All lines holding the string "search" are to be shown.
START
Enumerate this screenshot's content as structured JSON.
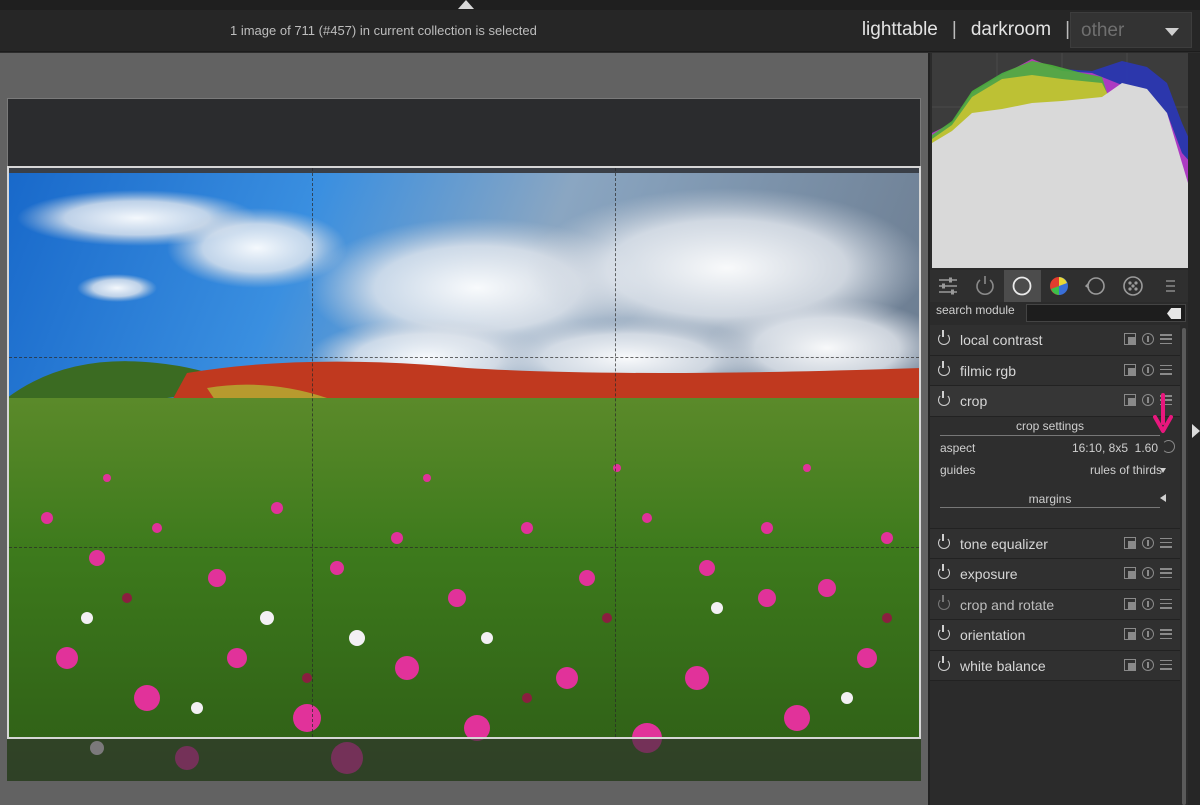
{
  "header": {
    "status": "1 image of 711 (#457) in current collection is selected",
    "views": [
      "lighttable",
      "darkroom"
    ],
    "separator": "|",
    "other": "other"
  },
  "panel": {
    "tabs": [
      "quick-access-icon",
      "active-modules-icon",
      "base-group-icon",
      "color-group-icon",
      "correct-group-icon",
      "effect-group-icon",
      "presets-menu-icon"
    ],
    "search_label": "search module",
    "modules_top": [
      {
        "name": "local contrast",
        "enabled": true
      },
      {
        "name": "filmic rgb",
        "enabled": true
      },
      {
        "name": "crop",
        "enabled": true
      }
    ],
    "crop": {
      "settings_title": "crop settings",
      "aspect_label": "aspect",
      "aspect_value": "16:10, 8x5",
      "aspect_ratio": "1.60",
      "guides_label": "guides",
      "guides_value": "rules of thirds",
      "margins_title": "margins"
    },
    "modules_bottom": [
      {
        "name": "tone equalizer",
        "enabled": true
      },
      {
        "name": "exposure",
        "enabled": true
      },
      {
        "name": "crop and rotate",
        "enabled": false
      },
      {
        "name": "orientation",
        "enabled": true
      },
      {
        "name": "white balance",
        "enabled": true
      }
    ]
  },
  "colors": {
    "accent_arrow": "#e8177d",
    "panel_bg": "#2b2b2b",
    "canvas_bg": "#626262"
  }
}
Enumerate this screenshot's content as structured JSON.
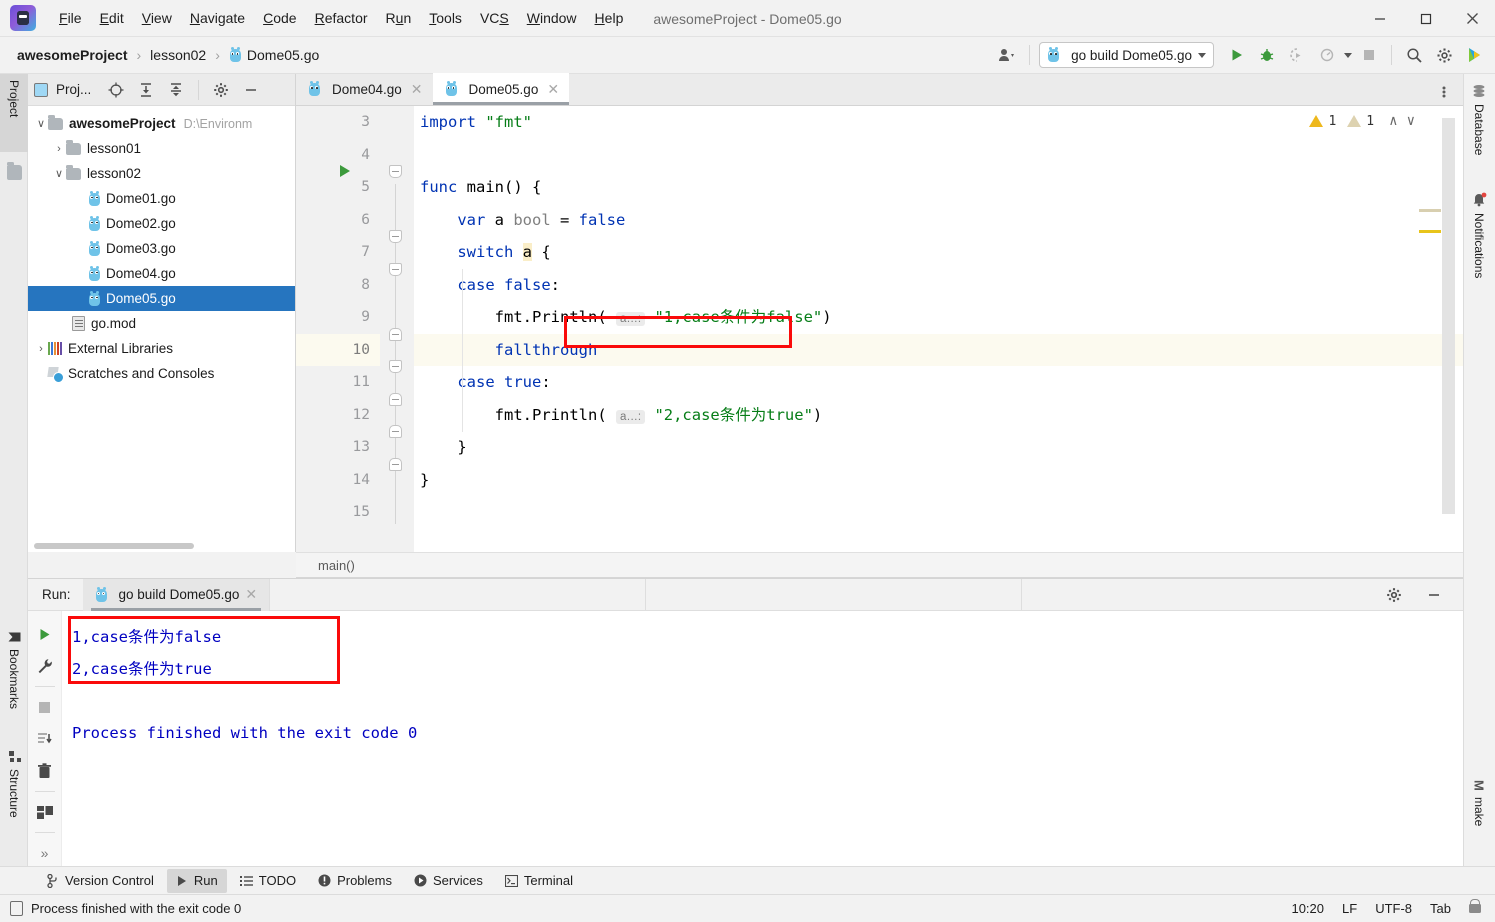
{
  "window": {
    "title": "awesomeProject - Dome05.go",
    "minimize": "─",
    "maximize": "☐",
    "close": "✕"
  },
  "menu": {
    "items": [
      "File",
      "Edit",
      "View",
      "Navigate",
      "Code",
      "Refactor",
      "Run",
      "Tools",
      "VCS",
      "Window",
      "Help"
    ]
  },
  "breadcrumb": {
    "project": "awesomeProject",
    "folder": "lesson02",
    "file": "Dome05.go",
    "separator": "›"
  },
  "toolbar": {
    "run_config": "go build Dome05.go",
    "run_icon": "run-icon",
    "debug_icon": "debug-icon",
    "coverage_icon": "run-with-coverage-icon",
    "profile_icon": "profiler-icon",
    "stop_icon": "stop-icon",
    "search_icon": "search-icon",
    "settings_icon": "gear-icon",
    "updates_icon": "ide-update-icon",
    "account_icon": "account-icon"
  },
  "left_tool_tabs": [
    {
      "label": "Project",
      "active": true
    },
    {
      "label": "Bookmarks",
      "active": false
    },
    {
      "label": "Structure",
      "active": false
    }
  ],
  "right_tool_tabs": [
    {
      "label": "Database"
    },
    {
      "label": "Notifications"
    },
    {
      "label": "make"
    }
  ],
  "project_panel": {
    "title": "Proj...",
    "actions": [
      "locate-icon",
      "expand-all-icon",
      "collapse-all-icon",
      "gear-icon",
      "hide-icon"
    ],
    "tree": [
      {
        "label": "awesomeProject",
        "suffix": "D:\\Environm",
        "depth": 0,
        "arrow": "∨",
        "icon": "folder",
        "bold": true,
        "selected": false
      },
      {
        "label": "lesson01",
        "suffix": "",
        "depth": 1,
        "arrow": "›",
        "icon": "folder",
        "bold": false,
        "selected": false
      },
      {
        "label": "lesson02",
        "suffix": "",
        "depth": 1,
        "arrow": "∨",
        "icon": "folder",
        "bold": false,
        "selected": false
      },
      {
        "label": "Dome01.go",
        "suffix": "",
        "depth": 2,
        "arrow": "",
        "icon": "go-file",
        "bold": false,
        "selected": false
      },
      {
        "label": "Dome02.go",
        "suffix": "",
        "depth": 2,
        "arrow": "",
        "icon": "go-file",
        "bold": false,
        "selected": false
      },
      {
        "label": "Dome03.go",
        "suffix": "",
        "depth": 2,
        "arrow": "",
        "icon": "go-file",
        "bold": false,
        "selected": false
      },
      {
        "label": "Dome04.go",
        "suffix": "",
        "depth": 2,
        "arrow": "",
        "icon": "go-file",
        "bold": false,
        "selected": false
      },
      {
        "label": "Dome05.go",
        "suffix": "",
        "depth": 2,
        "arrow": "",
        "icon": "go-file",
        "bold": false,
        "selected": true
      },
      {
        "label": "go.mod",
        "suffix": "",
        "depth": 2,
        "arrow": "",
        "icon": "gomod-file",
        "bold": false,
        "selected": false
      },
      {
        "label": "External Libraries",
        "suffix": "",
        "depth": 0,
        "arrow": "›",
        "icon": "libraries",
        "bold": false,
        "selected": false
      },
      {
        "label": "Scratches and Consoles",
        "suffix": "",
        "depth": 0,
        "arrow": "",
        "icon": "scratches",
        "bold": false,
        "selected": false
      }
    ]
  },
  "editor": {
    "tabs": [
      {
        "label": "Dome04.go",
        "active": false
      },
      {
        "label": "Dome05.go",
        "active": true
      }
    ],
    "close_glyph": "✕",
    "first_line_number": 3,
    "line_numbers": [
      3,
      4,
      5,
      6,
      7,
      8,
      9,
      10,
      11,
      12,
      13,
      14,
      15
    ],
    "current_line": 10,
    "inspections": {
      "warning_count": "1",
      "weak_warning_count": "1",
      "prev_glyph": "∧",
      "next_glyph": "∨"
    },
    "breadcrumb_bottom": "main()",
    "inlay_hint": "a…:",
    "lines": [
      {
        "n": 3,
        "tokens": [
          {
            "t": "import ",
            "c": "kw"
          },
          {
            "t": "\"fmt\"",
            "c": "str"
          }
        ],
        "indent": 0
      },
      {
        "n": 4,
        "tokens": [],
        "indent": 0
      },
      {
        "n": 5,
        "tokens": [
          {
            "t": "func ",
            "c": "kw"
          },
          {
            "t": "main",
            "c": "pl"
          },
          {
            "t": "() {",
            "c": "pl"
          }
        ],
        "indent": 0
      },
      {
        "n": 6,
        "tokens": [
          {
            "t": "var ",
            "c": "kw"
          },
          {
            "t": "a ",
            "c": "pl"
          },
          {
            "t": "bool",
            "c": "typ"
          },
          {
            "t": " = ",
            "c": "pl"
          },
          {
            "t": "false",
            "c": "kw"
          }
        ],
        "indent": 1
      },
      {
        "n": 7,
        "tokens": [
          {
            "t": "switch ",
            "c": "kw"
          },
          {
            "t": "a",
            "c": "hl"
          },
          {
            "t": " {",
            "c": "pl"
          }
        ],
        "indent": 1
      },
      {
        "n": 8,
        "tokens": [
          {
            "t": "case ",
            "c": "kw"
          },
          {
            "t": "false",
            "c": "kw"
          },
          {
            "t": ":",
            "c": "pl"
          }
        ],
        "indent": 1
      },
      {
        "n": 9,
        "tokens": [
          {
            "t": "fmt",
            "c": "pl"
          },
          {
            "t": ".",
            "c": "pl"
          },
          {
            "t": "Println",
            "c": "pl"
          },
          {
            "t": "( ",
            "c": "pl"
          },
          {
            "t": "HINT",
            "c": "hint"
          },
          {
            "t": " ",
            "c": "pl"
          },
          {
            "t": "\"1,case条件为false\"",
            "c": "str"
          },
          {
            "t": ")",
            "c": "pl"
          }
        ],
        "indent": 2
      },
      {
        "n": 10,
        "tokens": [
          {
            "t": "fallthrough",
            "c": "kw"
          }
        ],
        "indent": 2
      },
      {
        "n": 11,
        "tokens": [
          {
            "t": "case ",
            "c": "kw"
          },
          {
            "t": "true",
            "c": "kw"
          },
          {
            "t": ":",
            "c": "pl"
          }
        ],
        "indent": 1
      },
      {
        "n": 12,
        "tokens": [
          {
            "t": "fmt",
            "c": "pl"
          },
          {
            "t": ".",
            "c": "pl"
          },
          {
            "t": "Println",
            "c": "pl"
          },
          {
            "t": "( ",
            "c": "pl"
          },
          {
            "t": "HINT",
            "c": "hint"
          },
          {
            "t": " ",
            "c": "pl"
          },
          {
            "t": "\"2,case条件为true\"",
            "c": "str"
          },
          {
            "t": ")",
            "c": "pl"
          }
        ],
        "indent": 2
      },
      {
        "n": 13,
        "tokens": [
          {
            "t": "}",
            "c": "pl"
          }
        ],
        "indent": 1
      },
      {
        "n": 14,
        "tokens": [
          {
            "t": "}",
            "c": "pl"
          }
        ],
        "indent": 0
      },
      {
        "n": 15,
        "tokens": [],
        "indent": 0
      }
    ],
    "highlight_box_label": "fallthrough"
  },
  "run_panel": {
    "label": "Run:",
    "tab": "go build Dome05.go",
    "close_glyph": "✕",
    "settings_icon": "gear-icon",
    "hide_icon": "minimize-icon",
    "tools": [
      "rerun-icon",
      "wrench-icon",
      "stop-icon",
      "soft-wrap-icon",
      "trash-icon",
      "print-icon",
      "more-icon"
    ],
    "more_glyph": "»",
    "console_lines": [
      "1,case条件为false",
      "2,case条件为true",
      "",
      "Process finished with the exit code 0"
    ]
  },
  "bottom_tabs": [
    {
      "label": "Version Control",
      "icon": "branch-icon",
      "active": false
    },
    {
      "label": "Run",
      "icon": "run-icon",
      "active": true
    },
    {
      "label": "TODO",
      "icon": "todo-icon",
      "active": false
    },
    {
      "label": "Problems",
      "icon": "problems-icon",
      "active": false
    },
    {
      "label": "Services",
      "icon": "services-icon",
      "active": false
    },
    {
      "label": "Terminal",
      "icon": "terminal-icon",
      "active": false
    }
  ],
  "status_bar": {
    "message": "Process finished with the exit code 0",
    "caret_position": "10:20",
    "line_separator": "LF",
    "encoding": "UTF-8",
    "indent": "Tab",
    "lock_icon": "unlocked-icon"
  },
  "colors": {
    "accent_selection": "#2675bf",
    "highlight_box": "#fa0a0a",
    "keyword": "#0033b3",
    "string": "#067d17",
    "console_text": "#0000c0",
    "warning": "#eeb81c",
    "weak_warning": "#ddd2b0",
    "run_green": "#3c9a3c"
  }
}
END
START
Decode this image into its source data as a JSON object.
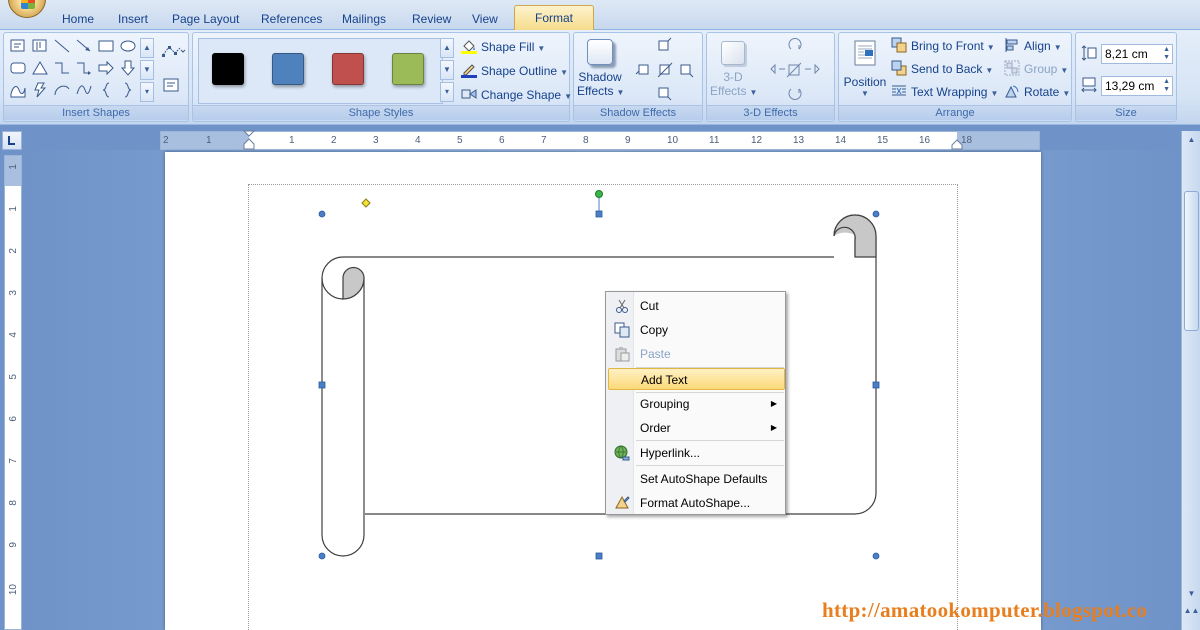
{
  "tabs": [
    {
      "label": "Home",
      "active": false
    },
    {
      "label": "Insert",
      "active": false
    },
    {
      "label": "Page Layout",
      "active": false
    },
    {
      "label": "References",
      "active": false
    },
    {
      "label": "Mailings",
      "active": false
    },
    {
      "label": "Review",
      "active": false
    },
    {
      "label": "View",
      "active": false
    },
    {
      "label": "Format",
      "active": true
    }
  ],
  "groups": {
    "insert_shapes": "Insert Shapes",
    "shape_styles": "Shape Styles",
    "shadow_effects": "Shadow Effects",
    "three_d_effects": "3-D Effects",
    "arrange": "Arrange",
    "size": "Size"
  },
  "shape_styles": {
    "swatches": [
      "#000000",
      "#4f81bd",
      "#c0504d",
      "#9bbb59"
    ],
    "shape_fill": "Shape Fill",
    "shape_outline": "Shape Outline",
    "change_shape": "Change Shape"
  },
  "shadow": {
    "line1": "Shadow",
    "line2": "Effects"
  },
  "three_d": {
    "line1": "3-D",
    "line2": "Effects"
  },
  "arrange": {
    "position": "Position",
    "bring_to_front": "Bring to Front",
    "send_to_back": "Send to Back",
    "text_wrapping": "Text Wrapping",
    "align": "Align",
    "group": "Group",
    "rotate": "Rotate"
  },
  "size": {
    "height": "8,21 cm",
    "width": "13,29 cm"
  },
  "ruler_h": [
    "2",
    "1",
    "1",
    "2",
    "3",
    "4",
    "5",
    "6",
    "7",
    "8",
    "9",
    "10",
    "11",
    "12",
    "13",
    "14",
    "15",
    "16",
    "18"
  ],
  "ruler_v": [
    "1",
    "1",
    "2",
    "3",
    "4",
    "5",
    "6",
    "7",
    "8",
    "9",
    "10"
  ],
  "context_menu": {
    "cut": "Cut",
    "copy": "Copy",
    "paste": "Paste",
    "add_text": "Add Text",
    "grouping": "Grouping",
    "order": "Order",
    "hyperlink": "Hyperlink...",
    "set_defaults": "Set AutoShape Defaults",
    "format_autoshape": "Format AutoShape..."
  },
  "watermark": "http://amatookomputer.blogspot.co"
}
END
## Answer in full:
    "search_label": "search module",
    "search_icon": "search-icon",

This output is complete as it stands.